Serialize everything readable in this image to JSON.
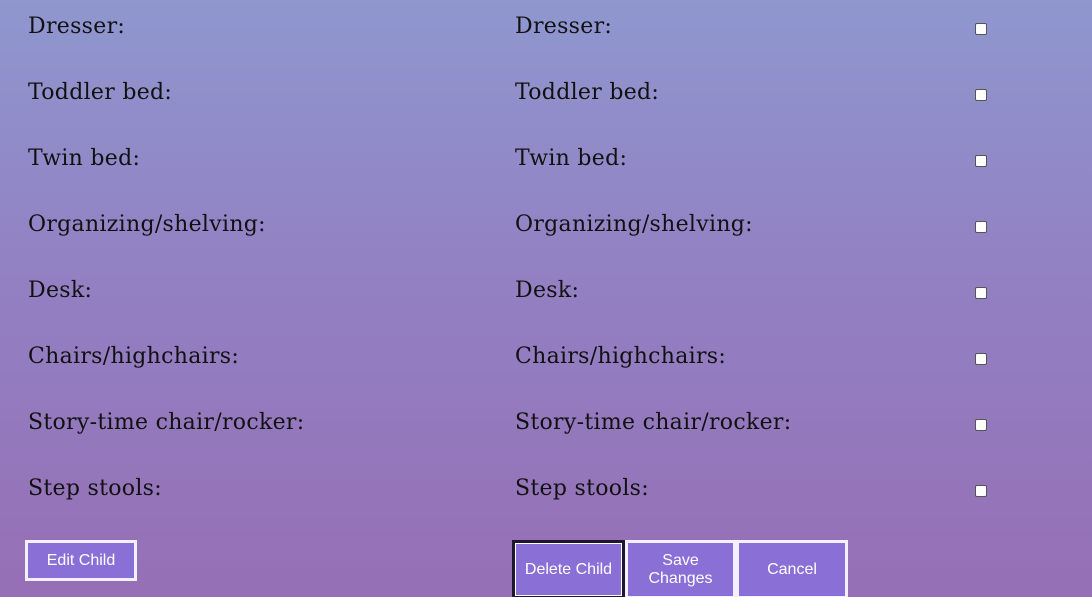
{
  "left_labels": [
    "Dresser:",
    "Toddler bed:",
    "Twin bed:",
    "Organizing/shelving:",
    "Desk:",
    "Chairs/highchairs:",
    "Story-time chair/rocker:",
    "Step stools:"
  ],
  "right_labels": [
    "Dresser:",
    "Toddler bed:",
    "Twin bed:",
    "Organizing/shelving:",
    "Desk:",
    "Chairs/highchairs:",
    "Story-time chair/rocker:",
    "Step stools:"
  ],
  "checkboxes": [
    false,
    false,
    false,
    false,
    false,
    false,
    false,
    false
  ],
  "buttons": {
    "edit_child": "Edit Child",
    "delete_child": "Delete Child",
    "save_changes": "Save Changes",
    "cancel": "Cancel"
  },
  "colors": {
    "button_bg": "#8a6fd6",
    "background_top": "#8f97cf",
    "background_bottom": "#966fb6"
  }
}
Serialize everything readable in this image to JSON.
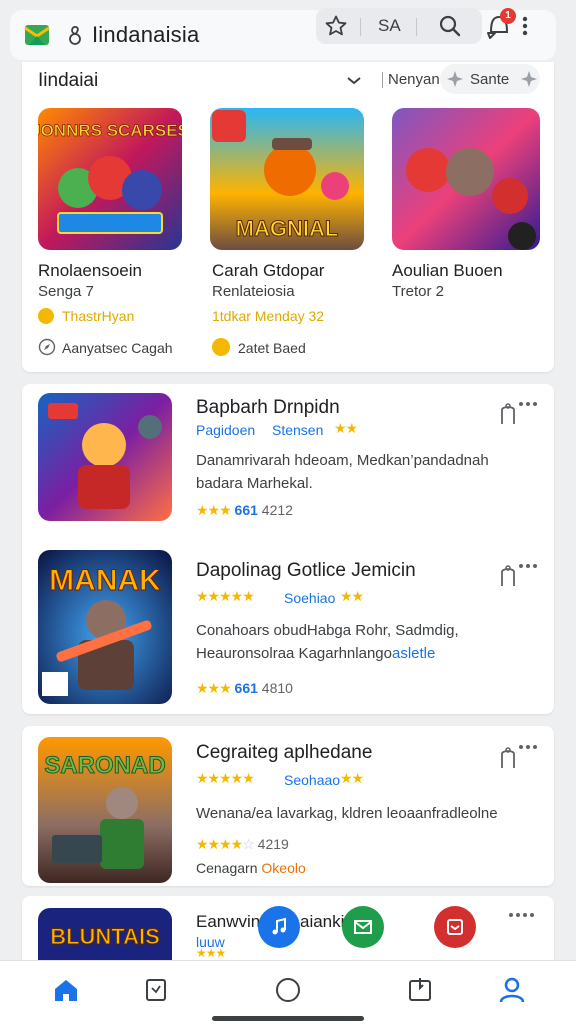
{
  "header": {
    "site_title": "Iindanaisia",
    "pill_text": "SA",
    "notification_count": "1"
  },
  "section": {
    "title": "Iindaiai",
    "filter_label": "Nenyan",
    "chip_label": "Sante"
  },
  "featured": [
    {
      "name": "Rnolaensoein",
      "sub": "Senga 7",
      "price": "ThastrHyan",
      "meta": "Aanyatsec Cagah",
      "thumb_text": "JONNRS SCARSES"
    },
    {
      "name": "Carah Gtdopar",
      "sub": "Renlateiosia",
      "price": "1tdkar Menday 32",
      "meta": "2atet Baed",
      "thumb_text": "MAGNIAL"
    },
    {
      "name": "Aoulian Buoen",
      "sub": "Tretor 2",
      "price": "",
      "meta": "",
      "thumb_text": ""
    }
  ],
  "list": [
    {
      "title": "Bapbarh Drnpidn",
      "tag": "Pagidoen",
      "tag2": "Stensen",
      "desc1": "Danamrivarah hdeoam, Medkan’pandadnah",
      "desc2": "badara Marhekal.",
      "desc_highlight": "",
      "rating": "661",
      "rating_count": "4212",
      "thumb_text": ""
    },
    {
      "title": "Dapolinag Gotlice Jemicin",
      "tag": "",
      "tag2": "Soehiao",
      "desc1": "Conahoars obudHabga Rohr, Sadmdig,",
      "desc2": "Heauronsolraa Kagarhnlango",
      "desc_highlight": "asletle",
      "rating": "661",
      "rating_count": "4810",
      "thumb_text": "MANAK"
    },
    {
      "title": "Cegraiteg aplhedane",
      "tag": "",
      "tag2": "Seohaao",
      "desc1": "Wenana/ea lavarkag, kldren leoaanfradleolne",
      "desc2": "",
      "desc_highlight": "",
      "rating": "",
      "rating_count": "4219",
      "sub_label": "Cenagarn",
      "sub_highlight": "Okeolo",
      "thumb_text": "SARONAD"
    },
    {
      "title": "Eanwvin",
      "title_tail": "aianki",
      "tag": "luuw",
      "tag2": "",
      "desc1": "",
      "desc2": "",
      "desc_highlight": "",
      "rating": "",
      "rating_count": "",
      "thumb_text": "BLUNTAIS"
    }
  ],
  "colors": {
    "accent": "#1a73e8",
    "star": "#f5b800",
    "fab_blue": "#1a73e8",
    "fab_green": "#1e9e4a",
    "fab_red": "#d32f2f"
  },
  "icons": [
    "app-logo-icon",
    "page-icon",
    "star-icon",
    "search-icon",
    "bell-icon",
    "more-vert-icon",
    "chevron-down-icon",
    "home-icon",
    "receipt-icon",
    "circle-icon",
    "book-icon",
    "profile-icon"
  ]
}
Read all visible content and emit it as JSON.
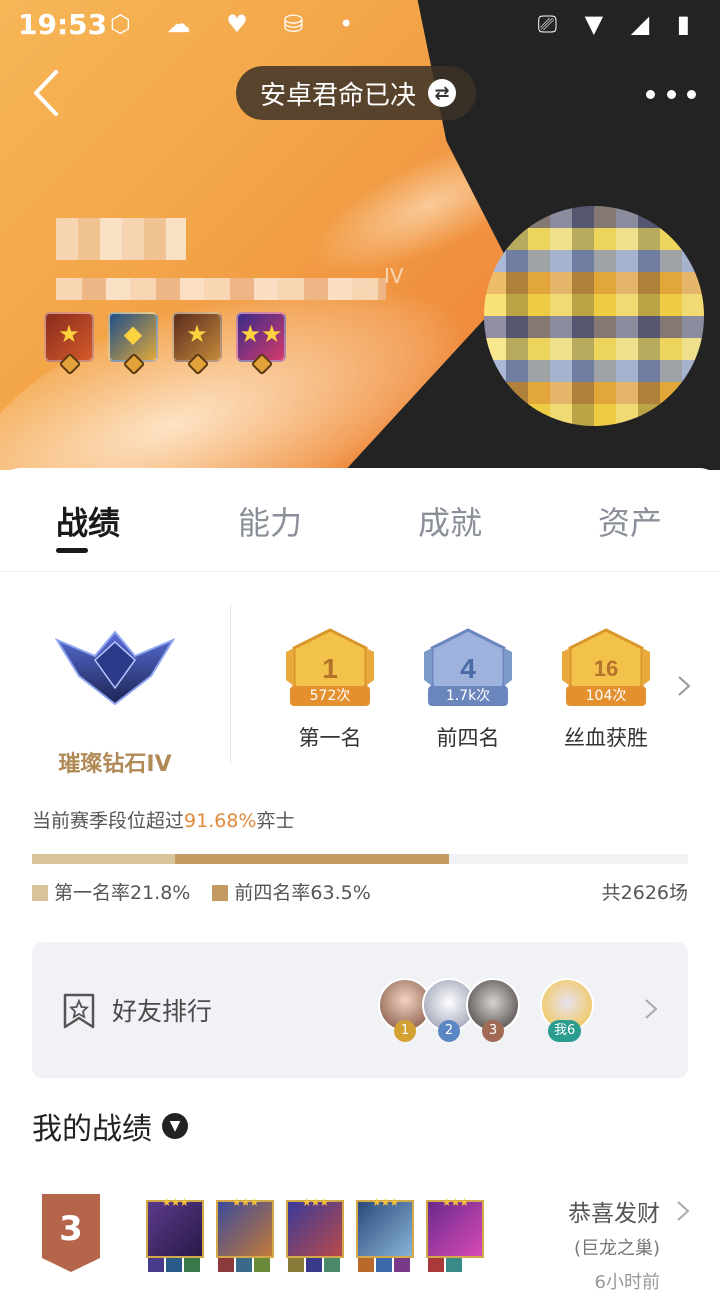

──────────

> **Task to complete**
Return all the entries word for word, but omit any pictures they contain.

> **Written solution**
Serialize everything readable in this image to JSON.
{
  "left_labels": [
    "Dresser:",
    "Toddler bed:",
    "Twin bed:",
    "Organizing/shelving:",
    "Desk:",
    "Chairs/highchairs:",
    "Story-time chair/rocker:",
    "Step stools:"
  ],
  "right_labels": [
    "Dresser:",
    "Toddler bed:",
    "Twin bed:",
    "Organizing/shelving:",
    "Desk:",
    "Chairs/highchairs:",
    "Story-time chair/rocker:",
    "Step stools:"
  ],
  "checkboxes": [
    false,
    false,
    false,
    false,
    false,
    false,
    false,
    false
  ],
  "buttons": {
    "edit_child": "Edit Child",
    "delete_child": "Delete Child",
    "save_changes": "Save Changes",
    "cancel": "Cancel"
  },
  "colors": {
    "button_bg": "#8a6fd6",
    "background_top": "#8f97cf",
    "background_bottom": "#966fb6"
  }
}
Serialize everything readable in this image to JSON.
{
  "header": {
    "site_title": "Iindanaisia",
    "pill_text": "SA",
    "notification_count": "1"
  },
  "section": {
    "title": "Iindaiai",
    "filter_label": "Nenyan",
    "chip_label": "Sante"
  },
  "featured": [
    {
      "name": "Rnolaensoein",
      "sub": "Senga 7",
      "price": "ThastrHyan",
      "meta": "Aanyatsec Cagah",
      "thumb_text": "JONNRS SCARSES"
    },
    {
      "name": "Carah Gtdopar",
      "sub": "Renlateiosia",
      "price": "1tdkar Menday 32",
      "meta": "2atet Baed",
      "thumb_text": "MAGNIAL"
    },
    {
      "name": "Aoulian Buoen",
      "sub": "Tretor 2",
      "price": "",
      "meta": "",
      "thumb_text": ""
    }
  ],
  "list": [
    {
      "title": "Bapbarh Drnpidn",
      "tag": "Pagidoen",
      "tag2": "Stensen",
      "desc1": "Danamrivarah hdeoam, Medkan’pandadnah",
      "desc2": "badara Marhekal.",
      "desc_highlight": "",
      "rating": "661",
      "rating_count": "4212",
      "thumb_text": ""
    },
    {
      "title": "Dapolinag Gotlice Jemicin",
      "tag": "",
      "tag2": "Soehiao",
      "desc1": "Conahoars obudHabga Rohr, Sadmdig,",
      "desc2": "Heauronsolraa Kagarhnlango",
      "desc_highlight": "asletle",
      "rating": "661",
      "rating_count": "4810",
      "thumb_text": "MANAK"
    },
    {
      "title": "Cegraiteg aplhedane",
      "tag": "",
      "tag2": "Seohaao",
      "desc1": "Wenana/ea lavarkag, kldren leoaanfradleolne",
      "desc2": "",
      "desc_highlight": "",
      "rating": "",
      "rating_count": "4219",
      "sub_label": "Cenagarn",
      "sub_highlight": "Okeolo",
      "thumb_text": "SARONAD"
    },
    {
      "title": "Eanwvin",
      "title_tail": "aianki",
      "tag": "luuw",
      "tag2": "",
      "desc1": "",
      "desc2": "",
      "desc_highlight": "",
      "rating": "",
      "rating_count": "",
      "thumb_text": "BLUNTAIS"
    }
  ],
  "colors": {
    "accent": "#1a73e8",
    "star": "#f5b800",
    "fab_blue": "#1a73e8",
    "fab_green": "#1e9e4a",
    "fab_red": "#d32f2f"
  },
  "icons": [
    "app-logo-icon",
    "page-icon",
    "star-icon",
    "search-icon",
    "bell-icon",
    "more-vert-icon",
    "chevron-down-icon",
    "home-icon",
    "receipt-icon",
    "circle-icon",
    "book-icon",
    "profile-icon"
  ]
}
Read all visible content and emit it as JSON.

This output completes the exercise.